Short problem: Extract every line of the material that holds the string "public".

***** Task data *****

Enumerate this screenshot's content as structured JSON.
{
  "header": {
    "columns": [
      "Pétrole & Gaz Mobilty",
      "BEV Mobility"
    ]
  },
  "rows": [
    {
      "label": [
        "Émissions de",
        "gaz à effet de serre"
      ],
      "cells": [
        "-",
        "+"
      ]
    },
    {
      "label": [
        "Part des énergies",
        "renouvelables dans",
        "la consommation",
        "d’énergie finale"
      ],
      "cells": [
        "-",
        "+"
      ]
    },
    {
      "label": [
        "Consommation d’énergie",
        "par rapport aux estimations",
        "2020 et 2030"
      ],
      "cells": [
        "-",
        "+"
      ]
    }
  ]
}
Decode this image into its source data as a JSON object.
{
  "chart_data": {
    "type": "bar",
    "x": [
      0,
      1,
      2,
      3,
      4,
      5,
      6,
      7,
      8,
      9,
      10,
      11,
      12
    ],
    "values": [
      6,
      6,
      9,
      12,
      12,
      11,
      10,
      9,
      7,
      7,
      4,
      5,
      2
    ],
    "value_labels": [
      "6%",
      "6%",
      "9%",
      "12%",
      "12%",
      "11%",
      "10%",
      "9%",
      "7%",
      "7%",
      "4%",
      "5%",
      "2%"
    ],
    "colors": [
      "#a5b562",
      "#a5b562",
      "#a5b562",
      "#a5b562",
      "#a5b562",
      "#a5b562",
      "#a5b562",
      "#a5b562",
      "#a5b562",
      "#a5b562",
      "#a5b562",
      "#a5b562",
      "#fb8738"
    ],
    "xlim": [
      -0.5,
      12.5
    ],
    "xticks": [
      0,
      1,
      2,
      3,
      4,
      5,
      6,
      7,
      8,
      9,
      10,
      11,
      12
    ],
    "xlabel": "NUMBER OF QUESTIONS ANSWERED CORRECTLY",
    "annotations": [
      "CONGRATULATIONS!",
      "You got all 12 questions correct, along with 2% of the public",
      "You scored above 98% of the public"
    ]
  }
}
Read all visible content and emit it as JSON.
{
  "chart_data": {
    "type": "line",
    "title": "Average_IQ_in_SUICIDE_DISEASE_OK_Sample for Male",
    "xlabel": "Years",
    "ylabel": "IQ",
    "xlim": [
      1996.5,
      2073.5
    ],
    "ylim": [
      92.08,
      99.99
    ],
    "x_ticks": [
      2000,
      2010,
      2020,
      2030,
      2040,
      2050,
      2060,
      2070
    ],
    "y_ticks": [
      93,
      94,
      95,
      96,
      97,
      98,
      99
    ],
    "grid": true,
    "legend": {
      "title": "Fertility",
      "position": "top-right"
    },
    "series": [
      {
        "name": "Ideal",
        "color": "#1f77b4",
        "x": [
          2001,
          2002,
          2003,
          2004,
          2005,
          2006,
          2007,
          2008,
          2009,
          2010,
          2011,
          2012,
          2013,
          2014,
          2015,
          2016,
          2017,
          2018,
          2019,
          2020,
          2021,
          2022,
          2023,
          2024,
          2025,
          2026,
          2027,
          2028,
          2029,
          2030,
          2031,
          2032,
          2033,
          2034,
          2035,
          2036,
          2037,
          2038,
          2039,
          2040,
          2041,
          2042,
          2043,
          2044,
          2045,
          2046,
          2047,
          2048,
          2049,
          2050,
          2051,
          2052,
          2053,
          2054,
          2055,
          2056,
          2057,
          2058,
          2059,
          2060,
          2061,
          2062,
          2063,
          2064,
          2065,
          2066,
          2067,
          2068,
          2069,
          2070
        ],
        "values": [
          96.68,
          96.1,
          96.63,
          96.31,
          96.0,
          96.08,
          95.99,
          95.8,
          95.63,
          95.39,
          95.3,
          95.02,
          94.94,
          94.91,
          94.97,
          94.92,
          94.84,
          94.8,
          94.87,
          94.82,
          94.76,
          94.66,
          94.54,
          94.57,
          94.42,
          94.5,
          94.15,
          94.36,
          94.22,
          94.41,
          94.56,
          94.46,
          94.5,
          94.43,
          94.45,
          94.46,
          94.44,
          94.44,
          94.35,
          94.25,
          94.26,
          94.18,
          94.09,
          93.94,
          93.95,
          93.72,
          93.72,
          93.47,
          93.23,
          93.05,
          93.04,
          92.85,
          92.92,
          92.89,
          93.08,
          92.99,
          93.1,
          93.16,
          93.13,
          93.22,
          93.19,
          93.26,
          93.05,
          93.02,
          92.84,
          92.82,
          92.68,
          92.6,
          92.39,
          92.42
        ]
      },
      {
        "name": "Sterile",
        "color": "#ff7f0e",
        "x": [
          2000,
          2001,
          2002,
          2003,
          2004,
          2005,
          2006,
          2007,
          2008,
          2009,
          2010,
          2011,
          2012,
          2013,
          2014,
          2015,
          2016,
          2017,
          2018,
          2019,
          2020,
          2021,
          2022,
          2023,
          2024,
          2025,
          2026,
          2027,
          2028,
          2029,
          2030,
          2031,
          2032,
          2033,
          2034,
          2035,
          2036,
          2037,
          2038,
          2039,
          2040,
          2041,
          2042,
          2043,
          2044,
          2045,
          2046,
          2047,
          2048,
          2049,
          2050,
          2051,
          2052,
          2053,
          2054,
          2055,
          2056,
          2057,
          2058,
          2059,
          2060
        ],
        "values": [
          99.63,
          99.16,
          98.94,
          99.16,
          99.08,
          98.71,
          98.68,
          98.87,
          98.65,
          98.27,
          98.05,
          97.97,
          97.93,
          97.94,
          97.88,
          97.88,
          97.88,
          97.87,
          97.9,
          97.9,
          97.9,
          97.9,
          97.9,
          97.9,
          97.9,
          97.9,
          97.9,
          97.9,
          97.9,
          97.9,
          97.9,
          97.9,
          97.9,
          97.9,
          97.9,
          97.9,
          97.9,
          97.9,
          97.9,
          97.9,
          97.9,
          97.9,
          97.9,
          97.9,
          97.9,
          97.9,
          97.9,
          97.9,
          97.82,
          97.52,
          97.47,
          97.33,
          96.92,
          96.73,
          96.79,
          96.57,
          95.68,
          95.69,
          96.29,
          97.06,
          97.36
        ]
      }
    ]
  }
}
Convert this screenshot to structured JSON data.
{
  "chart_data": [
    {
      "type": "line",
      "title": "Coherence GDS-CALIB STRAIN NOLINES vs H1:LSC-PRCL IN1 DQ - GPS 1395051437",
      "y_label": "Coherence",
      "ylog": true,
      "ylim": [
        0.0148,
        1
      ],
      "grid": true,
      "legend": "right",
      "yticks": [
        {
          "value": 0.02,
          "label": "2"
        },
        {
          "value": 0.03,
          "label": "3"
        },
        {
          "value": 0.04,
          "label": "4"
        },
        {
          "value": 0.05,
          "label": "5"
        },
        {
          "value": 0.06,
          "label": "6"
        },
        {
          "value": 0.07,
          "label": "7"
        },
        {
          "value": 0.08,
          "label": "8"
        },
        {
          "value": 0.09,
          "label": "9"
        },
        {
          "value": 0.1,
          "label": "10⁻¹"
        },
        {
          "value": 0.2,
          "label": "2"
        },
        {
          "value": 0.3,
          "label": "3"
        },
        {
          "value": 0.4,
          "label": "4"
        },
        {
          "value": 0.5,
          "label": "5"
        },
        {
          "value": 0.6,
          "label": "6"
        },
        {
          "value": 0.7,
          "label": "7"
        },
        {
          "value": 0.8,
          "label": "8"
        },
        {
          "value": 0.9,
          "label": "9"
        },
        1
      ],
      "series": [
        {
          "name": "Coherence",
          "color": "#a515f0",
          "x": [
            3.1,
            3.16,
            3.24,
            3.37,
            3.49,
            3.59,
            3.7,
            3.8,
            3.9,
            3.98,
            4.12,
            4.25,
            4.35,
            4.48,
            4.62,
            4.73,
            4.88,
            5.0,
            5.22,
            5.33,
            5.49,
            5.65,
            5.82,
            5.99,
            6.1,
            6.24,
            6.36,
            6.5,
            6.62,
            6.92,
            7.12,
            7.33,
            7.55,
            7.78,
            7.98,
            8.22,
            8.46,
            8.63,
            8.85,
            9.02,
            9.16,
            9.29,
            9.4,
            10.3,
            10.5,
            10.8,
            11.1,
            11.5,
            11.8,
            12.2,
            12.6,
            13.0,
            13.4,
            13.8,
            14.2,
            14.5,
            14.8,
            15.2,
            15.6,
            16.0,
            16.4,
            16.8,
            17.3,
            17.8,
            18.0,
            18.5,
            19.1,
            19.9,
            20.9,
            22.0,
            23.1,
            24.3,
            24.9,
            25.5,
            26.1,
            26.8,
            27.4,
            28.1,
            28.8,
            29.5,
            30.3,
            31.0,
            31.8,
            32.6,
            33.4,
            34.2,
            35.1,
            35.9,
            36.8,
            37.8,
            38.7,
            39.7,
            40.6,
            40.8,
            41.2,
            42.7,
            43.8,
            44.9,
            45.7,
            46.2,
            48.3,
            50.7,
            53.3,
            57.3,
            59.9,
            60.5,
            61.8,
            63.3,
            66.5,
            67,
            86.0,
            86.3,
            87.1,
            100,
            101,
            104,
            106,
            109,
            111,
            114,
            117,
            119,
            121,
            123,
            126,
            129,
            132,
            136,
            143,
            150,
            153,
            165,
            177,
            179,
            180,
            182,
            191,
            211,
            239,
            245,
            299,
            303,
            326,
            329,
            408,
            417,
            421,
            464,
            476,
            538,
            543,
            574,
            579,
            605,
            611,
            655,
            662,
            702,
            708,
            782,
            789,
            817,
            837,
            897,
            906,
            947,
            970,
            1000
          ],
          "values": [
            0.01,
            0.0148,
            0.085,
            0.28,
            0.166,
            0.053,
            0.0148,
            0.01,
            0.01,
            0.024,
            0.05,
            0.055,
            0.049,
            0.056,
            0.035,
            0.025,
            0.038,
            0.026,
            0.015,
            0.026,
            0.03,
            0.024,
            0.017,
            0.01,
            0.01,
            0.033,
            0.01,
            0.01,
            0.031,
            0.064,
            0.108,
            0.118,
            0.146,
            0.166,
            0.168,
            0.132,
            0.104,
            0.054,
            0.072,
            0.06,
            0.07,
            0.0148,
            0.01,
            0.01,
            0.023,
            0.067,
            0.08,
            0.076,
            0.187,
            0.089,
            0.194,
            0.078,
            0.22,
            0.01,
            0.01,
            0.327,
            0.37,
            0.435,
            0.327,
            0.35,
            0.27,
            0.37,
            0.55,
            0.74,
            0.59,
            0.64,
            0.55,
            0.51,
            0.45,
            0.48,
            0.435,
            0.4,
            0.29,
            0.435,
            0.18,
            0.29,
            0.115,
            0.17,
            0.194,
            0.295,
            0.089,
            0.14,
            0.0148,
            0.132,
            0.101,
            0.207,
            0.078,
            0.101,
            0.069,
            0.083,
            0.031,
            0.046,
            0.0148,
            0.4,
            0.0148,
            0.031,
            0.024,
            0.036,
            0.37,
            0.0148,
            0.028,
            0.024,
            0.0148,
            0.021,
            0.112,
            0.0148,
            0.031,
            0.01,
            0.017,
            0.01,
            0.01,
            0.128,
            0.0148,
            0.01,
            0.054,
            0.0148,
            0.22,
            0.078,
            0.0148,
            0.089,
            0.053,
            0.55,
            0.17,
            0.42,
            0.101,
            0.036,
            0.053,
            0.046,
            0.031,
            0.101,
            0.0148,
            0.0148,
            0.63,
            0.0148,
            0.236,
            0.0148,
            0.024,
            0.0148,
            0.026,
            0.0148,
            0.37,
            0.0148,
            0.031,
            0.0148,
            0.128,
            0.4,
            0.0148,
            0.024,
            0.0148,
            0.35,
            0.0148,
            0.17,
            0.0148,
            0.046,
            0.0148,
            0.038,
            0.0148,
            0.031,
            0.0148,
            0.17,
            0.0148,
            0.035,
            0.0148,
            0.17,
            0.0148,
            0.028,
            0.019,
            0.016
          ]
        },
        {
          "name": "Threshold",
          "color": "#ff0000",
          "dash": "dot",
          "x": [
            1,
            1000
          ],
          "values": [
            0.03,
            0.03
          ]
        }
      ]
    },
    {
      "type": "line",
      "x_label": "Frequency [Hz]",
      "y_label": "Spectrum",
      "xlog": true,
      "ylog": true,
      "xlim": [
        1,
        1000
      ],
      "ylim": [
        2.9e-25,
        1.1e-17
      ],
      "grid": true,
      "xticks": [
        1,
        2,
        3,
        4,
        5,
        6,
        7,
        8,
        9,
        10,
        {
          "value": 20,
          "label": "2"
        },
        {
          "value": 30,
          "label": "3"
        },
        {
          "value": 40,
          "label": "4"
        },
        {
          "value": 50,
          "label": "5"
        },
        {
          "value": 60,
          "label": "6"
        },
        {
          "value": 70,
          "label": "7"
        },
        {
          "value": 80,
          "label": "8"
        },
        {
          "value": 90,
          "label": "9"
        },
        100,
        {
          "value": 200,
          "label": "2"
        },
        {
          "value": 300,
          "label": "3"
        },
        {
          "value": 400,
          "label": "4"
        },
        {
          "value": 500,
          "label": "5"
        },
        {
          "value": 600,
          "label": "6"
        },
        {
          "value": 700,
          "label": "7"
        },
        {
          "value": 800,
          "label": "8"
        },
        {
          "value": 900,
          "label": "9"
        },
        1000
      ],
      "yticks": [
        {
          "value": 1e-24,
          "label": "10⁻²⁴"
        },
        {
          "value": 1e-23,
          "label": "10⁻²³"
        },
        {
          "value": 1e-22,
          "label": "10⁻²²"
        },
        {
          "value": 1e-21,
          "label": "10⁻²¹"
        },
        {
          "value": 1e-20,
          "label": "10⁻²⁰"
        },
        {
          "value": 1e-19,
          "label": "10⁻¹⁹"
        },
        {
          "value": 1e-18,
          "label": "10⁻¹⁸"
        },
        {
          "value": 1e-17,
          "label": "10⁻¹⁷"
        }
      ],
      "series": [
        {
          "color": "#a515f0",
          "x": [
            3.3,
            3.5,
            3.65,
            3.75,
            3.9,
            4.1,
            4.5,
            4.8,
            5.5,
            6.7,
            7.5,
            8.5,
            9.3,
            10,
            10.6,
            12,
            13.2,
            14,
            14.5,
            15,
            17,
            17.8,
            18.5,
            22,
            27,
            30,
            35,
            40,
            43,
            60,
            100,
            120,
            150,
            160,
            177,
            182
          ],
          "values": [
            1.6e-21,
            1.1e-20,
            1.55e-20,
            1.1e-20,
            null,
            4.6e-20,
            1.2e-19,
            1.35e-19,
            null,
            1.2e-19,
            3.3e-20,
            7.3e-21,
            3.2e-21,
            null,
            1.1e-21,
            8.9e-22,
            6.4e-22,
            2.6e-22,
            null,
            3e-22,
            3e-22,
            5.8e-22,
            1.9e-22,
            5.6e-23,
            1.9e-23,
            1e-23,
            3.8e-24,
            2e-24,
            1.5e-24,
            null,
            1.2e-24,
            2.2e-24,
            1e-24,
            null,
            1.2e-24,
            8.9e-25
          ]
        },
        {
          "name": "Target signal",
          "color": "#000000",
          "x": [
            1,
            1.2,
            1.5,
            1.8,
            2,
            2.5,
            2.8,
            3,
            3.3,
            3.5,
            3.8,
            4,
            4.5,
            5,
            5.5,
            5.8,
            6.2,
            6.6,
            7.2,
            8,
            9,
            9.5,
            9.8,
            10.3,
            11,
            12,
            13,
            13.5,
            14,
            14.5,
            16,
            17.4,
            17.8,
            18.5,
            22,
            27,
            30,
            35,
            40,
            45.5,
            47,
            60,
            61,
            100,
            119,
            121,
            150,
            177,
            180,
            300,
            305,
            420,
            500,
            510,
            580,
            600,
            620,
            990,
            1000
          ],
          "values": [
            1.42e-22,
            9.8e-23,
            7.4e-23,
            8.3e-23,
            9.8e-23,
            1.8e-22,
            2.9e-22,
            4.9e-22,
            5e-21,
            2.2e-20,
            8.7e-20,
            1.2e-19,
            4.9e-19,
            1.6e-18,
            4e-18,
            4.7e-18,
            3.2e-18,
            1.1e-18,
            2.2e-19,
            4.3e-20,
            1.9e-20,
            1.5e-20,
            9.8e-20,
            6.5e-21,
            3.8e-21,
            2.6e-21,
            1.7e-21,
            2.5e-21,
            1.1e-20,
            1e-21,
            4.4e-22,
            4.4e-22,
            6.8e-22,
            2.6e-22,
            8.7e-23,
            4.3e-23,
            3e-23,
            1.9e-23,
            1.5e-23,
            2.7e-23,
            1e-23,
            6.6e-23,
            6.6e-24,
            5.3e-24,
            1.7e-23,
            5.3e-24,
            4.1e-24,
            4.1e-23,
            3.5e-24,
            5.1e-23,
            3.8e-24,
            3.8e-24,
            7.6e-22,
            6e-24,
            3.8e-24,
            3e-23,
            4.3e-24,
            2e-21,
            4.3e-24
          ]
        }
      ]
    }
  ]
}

*****

The answer:
      "You got all 12 questions correct, along with 2% of the public",
      "You scored above 98% of the public"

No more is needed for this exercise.